/---
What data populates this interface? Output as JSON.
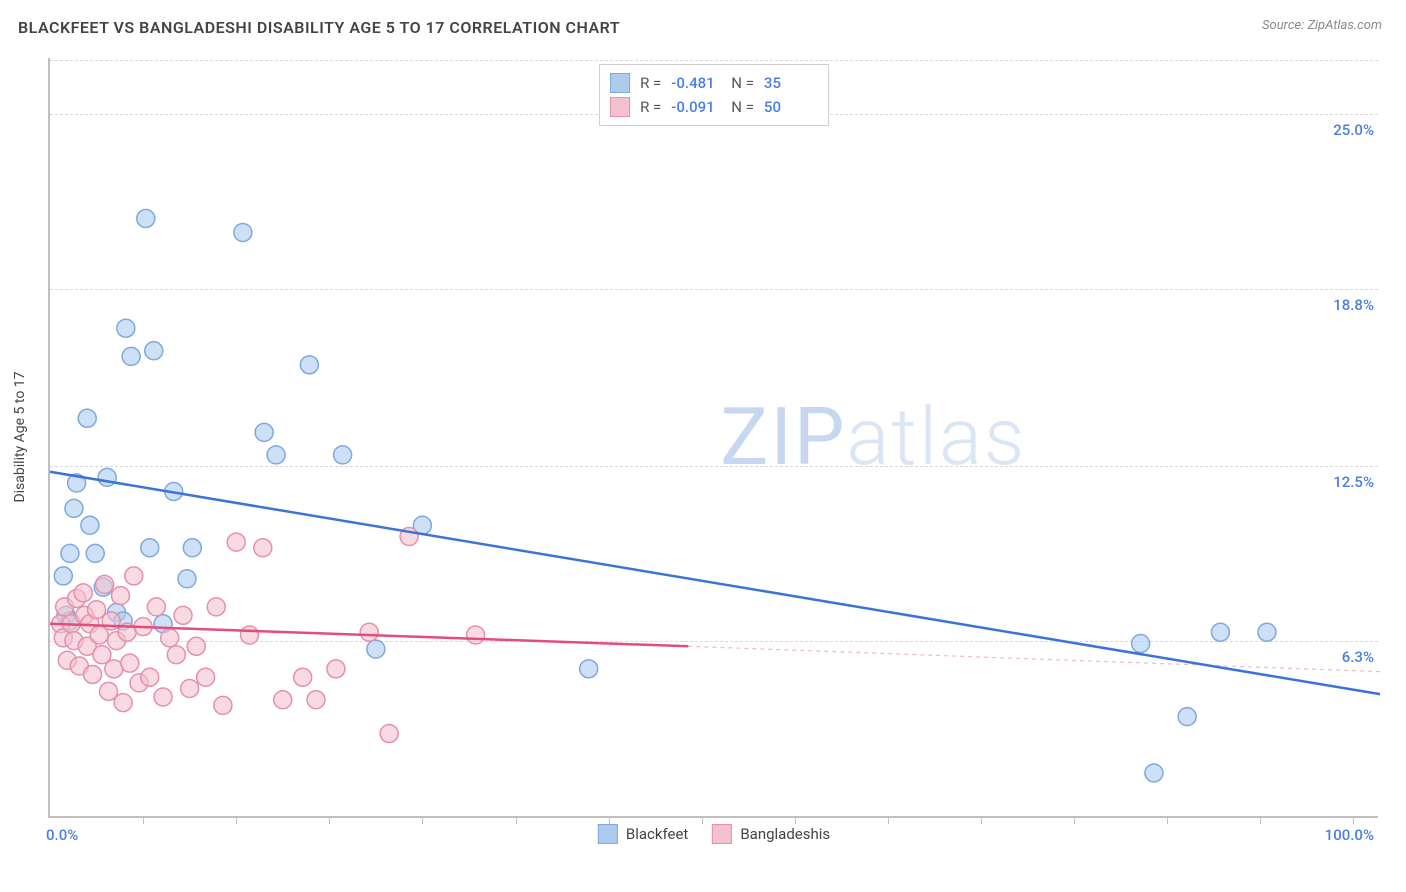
{
  "header": {
    "title": "BLACKFEET VS BANGLADESHI DISABILITY AGE 5 TO 17 CORRELATION CHART",
    "source_prefix": "Source: ",
    "source": "ZipAtlas.com"
  },
  "watermark": {
    "zip": "ZIP",
    "atlas": "atlas"
  },
  "chart": {
    "type": "scatter",
    "y_axis_label": "Disability Age 5 to 17",
    "x_origin_label": "0.0%",
    "x_max_label": "100.0%",
    "xlim": [
      0,
      100
    ],
    "ylim": [
      0,
      27
    ],
    "y_gridlines": [
      {
        "value": 6.3,
        "label": "6.3%"
      },
      {
        "value": 12.5,
        "label": "12.5%"
      },
      {
        "value": 18.8,
        "label": "18.8%"
      },
      {
        "value": 25.0,
        "label": "25.0%"
      }
    ],
    "x_minor_ticks": [
      7,
      14,
      21,
      28,
      35,
      42,
      49,
      56,
      63,
      70,
      77,
      84,
      91,
      98
    ],
    "background_color": "#ffffff",
    "grid_color": "#d7d7d7",
    "series": {
      "blackfeet": {
        "name": "Blackfeet",
        "color_fill": "#aecbee",
        "color_stroke": "#7ca9e0",
        "marker_radius": 9,
        "fill_opacity": 0.6,
        "R": "-0.481",
        "N": "35",
        "trend": {
          "x1": 0,
          "y1": 12.3,
          "x2": 100,
          "y2": 4.4,
          "color": "#3a74d8",
          "width": 2.5
        },
        "points": [
          [
            1.0,
            8.6
          ],
          [
            1.2,
            7.2
          ],
          [
            1.5,
            7.0
          ],
          [
            1.5,
            9.4
          ],
          [
            1.8,
            11.0
          ],
          [
            2.0,
            11.9
          ],
          [
            2.8,
            14.2
          ],
          [
            3.0,
            10.4
          ],
          [
            3.4,
            9.4
          ],
          [
            4.0,
            8.2
          ],
          [
            4.3,
            12.1
          ],
          [
            5.0,
            7.3
          ],
          [
            5.5,
            7.0
          ],
          [
            5.7,
            17.4
          ],
          [
            6.1,
            16.4
          ],
          [
            7.2,
            21.3
          ],
          [
            7.5,
            9.6
          ],
          [
            7.8,
            16.6
          ],
          [
            8.5,
            6.9
          ],
          [
            9.3,
            11.6
          ],
          [
            10.3,
            8.5
          ],
          [
            10.7,
            9.6
          ],
          [
            14.5,
            20.8
          ],
          [
            16.1,
            13.7
          ],
          [
            17.0,
            12.9
          ],
          [
            19.5,
            16.1
          ],
          [
            22.0,
            12.9
          ],
          [
            24.5,
            6.0
          ],
          [
            28.0,
            10.4
          ],
          [
            40.5,
            5.3
          ],
          [
            82.0,
            6.2
          ],
          [
            83.0,
            1.6
          ],
          [
            85.5,
            3.6
          ],
          [
            88.0,
            6.6
          ],
          [
            91.5,
            6.6
          ]
        ]
      },
      "bangladeshis": {
        "name": "Bangladeshis",
        "color_fill": "#f4c1cf",
        "color_stroke": "#e78fab",
        "marker_radius": 9,
        "fill_opacity": 0.6,
        "R": "-0.091",
        "N": "50",
        "trend_solid": {
          "x1": 0,
          "y1": 6.9,
          "x2": 48,
          "y2": 6.1,
          "color": "#e44d7a",
          "width": 2.5
        },
        "trend_dashed": {
          "x1": 48,
          "y1": 6.1,
          "x2": 100,
          "y2": 5.2,
          "color": "#f2b8c8",
          "width": 1.2,
          "dash": "4,4"
        },
        "points": [
          [
            0.8,
            6.9
          ],
          [
            1.0,
            6.4
          ],
          [
            1.1,
            7.5
          ],
          [
            1.3,
            5.6
          ],
          [
            1.6,
            6.9
          ],
          [
            1.8,
            6.3
          ],
          [
            2.0,
            7.8
          ],
          [
            2.2,
            5.4
          ],
          [
            2.5,
            8.0
          ],
          [
            2.6,
            7.2
          ],
          [
            2.8,
            6.1
          ],
          [
            3.0,
            6.9
          ],
          [
            3.2,
            5.1
          ],
          [
            3.5,
            7.4
          ],
          [
            3.7,
            6.5
          ],
          [
            3.9,
            5.8
          ],
          [
            4.1,
            8.3
          ],
          [
            4.4,
            4.5
          ],
          [
            4.6,
            7.0
          ],
          [
            4.8,
            5.3
          ],
          [
            5.0,
            6.3
          ],
          [
            5.3,
            7.9
          ],
          [
            5.5,
            4.1
          ],
          [
            5.8,
            6.6
          ],
          [
            6.0,
            5.5
          ],
          [
            6.3,
            8.6
          ],
          [
            6.7,
            4.8
          ],
          [
            7.0,
            6.8
          ],
          [
            7.5,
            5.0
          ],
          [
            8.0,
            7.5
          ],
          [
            8.5,
            4.3
          ],
          [
            9.0,
            6.4
          ],
          [
            9.5,
            5.8
          ],
          [
            10.0,
            7.2
          ],
          [
            10.5,
            4.6
          ],
          [
            11.0,
            6.1
          ],
          [
            11.7,
            5.0
          ],
          [
            12.5,
            7.5
          ],
          [
            13.0,
            4.0
          ],
          [
            14.0,
            9.8
          ],
          [
            15.0,
            6.5
          ],
          [
            16.0,
            9.6
          ],
          [
            17.5,
            4.2
          ],
          [
            19.0,
            5.0
          ],
          [
            20.0,
            4.2
          ],
          [
            21.5,
            5.3
          ],
          [
            24.0,
            6.6
          ],
          [
            25.5,
            3.0
          ],
          [
            27.0,
            10.0
          ],
          [
            32.0,
            6.5
          ]
        ]
      }
    },
    "legend_labels": {
      "R": "R =",
      "N": "N ="
    }
  }
}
\---
◆ Your objective:
Show all lines from the records above where the word "value" occurs.

◆ Result of the exercise:
        "value": 6.3,
        "value": 12.5,
        "value": 18.8,
        "value": 25.0,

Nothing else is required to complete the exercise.